WHAT YOU WILL DO.
Output the material below in its entirety, exactly as given.

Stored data
************
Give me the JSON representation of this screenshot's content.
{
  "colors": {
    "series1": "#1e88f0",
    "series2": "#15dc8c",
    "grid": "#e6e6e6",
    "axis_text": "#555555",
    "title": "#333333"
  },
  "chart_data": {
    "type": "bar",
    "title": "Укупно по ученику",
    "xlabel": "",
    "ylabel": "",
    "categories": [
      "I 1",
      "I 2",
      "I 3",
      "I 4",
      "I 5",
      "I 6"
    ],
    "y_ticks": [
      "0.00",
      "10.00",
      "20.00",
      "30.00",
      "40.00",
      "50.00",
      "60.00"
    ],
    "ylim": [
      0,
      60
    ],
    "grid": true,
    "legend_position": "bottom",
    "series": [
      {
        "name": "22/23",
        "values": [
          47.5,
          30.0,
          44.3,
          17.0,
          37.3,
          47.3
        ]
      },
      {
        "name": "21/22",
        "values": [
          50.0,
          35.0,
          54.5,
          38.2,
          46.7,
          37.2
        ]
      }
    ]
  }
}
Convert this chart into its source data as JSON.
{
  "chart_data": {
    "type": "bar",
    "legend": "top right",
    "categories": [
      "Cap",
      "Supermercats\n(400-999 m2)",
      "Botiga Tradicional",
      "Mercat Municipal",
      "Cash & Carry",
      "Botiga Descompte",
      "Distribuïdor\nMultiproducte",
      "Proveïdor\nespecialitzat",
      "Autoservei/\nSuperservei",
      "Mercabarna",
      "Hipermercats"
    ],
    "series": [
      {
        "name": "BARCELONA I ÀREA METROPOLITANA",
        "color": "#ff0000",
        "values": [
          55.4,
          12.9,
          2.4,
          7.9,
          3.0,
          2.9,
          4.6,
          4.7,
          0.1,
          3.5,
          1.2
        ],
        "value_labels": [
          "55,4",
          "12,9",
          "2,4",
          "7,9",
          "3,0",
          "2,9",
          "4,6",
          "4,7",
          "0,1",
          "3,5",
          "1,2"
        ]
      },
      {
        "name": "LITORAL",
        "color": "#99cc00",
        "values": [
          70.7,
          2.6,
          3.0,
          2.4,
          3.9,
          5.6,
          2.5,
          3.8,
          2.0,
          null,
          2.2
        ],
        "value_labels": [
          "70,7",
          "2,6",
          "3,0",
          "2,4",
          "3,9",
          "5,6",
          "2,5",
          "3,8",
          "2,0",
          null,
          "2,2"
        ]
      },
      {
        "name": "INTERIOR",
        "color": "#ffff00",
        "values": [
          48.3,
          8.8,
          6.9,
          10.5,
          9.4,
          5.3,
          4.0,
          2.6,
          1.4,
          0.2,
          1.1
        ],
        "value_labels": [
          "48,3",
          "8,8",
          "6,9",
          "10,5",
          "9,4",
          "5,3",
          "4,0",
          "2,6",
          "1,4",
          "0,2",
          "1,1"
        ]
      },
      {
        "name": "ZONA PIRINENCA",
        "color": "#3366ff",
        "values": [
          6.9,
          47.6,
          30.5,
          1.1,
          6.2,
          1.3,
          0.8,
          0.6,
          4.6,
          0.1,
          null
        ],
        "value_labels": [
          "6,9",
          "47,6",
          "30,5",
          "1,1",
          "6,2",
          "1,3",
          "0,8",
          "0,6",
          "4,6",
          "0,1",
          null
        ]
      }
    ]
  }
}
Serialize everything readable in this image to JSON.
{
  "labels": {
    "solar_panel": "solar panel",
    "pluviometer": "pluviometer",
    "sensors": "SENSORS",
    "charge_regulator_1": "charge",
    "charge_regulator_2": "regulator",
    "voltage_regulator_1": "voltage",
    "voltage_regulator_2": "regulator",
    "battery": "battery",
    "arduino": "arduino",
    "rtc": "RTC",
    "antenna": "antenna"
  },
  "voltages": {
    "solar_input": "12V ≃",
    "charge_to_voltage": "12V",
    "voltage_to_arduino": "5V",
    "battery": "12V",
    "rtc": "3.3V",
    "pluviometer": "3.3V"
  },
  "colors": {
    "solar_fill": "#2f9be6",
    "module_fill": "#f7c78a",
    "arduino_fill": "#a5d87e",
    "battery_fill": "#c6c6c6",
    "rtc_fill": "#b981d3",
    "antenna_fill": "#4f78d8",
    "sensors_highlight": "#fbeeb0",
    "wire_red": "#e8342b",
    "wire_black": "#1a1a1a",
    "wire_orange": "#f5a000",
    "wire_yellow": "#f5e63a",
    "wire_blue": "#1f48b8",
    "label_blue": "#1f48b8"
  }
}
************
RESPONSE TO THIS EXERCISE.
Give me the JSON representation of this screenshot's content.
{
  "colors": {
    "series1": "#1e88f0",
    "series2": "#15dc8c",
    "grid": "#e6e6e6",
    "axis_text": "#555555",
    "title": "#333333"
  },
  "chart_data": {
    "type": "bar",
    "title": "Укупно по ученику",
    "xlabel": "",
    "ylabel": "",
    "categories": [
      "I 1",
      "I 2",
      "I 3",
      "I 4",
      "I 5",
      "I 6"
    ],
    "y_ticks": [
      "0.00",
      "10.00",
      "20.00",
      "30.00",
      "40.00",
      "50.00",
      "60.00"
    ],
    "ylim": [
      0,
      60
    ],
    "grid": true,
    "legend_position": "bottom",
    "series": [
      {
        "name": "22/23",
        "values": [
          47.5,
          30.0,
          44.3,
          17.0,
          37.3,
          47.3
        ]
      },
      {
        "name": "21/22",
        "values": [
          50.0,
          35.0,
          54.5,
          38.2,
          46.7,
          37.2
        ]
      }
    ]
  }
}
Convert this chart into its source data as JSON.
{
  "chart_data": {
    "type": "bar",
    "legend": "top right",
    "categories": [
      "Cap",
      "Supermercats\n(400-999 m2)",
      "Botiga Tradicional",
      "Mercat Municipal",
      "Cash & Carry",
      "Botiga Descompte",
      "Distribuïdor\nMultiproducte",
      "Proveïdor\nespecialitzat",
      "Autoservei/\nSuperservei",
      "Mercabarna",
      "Hipermercats"
    ],
    "series": [
      {
        "name": "BARCELONA I ÀREA METROPOLITANA",
        "color": "#ff0000",
        "values": [
          55.4,
          12.9,
          2.4,
          7.9,
          3.0,
          2.9,
          4.6,
          4.7,
          0.1,
          3.5,
          1.2
        ],
        "value_labels": [
          "55,4",
          "12,9",
          "2,4",
          "7,9",
          "3,0",
          "2,9",
          "4,6",
          "4,7",
          "0,1",
          "3,5",
          "1,2"
        ]
      },
      {
        "name": "LITORAL",
        "color": "#99cc00",
        "values": [
          70.7,
          2.6,
          3.0,
          2.4,
          3.9,
          5.6,
          2.5,
          3.8,
          2.0,
          null,
          2.2
        ],
        "value_labels": [
          "70,7",
          "2,6",
          "3,0",
          "2,4",
          "3,9",
          "5,6",
          "2,5",
          "3,8",
          "2,0",
          null,
          "2,2"
        ]
      },
      {
        "name": "INTERIOR",
        "color": "#ffff00",
        "values": [
          48.3,
          8.8,
          6.9,
          10.5,
          9.4,
          5.3,
          4.0,
          2.6,
          1.4,
          0.2,
          1.1
        ],
        "value_labels": [
          "48,3",
          "8,8",
          "6,9",
          "10,5",
          "9,4",
          "5,3",
          "4,0",
          "2,6",
          "1,4",
          "0,2",
          "1,1"
        ]
      },
      {
        "name": "ZONA PIRINENCA",
        "color": "#3366ff",
        "values": [
          6.9,
          47.6,
          30.5,
          1.1,
          6.2,
          1.3,
          0.8,
          0.6,
          4.6,
          0.1,
          null
        ],
        "value_labels": [
          "6,9",
          "47,6",
          "30,5",
          "1,1",
          "6,2",
          "1,3",
          "0,8",
          "0,6",
          "4,6",
          "0,1",
          null
        ]
      }
    ]
  }
}
Serialize everything readable in this image to JSON.
{
  "labels": {
    "solar_panel": "solar panel",
    "pluviometer": "pluviometer",
    "sensors": "SENSORS",
    "charge_regulator_1": "charge",
    "charge_regulator_2": "regulator",
    "voltage_regulator_1": "voltage",
    "voltage_regulator_2": "regulator",
    "battery": "battery",
    "arduino": "arduino",
    "rtc": "RTC",
    "antenna": "antenna"
  },
  "voltages": {
    "solar_input": "12V ≃",
    "charge_to_voltage": "12V",
    "voltage_to_arduino": "5V",
    "battery": "12V",
    "rtc": "3.3V",
    "pluviometer": "3.3V"
  },
  "colors": {
    "solar_fill": "#2f9be6",
    "module_fill": "#f7c78a",
    "arduino_fill": "#a5d87e",
    "battery_fill": "#c6c6c6",
    "rtc_fill": "#b981d3",
    "antenna_fill": "#4f78d8",
    "sensors_highlight": "#fbeeb0",
    "wire_red": "#e8342b",
    "wire_black": "#1a1a1a",
    "wire_orange": "#f5a000",
    "wire_yellow": "#f5e63a",
    "wire_blue": "#1f48b8",
    "label_blue": "#1f48b8"
  }
}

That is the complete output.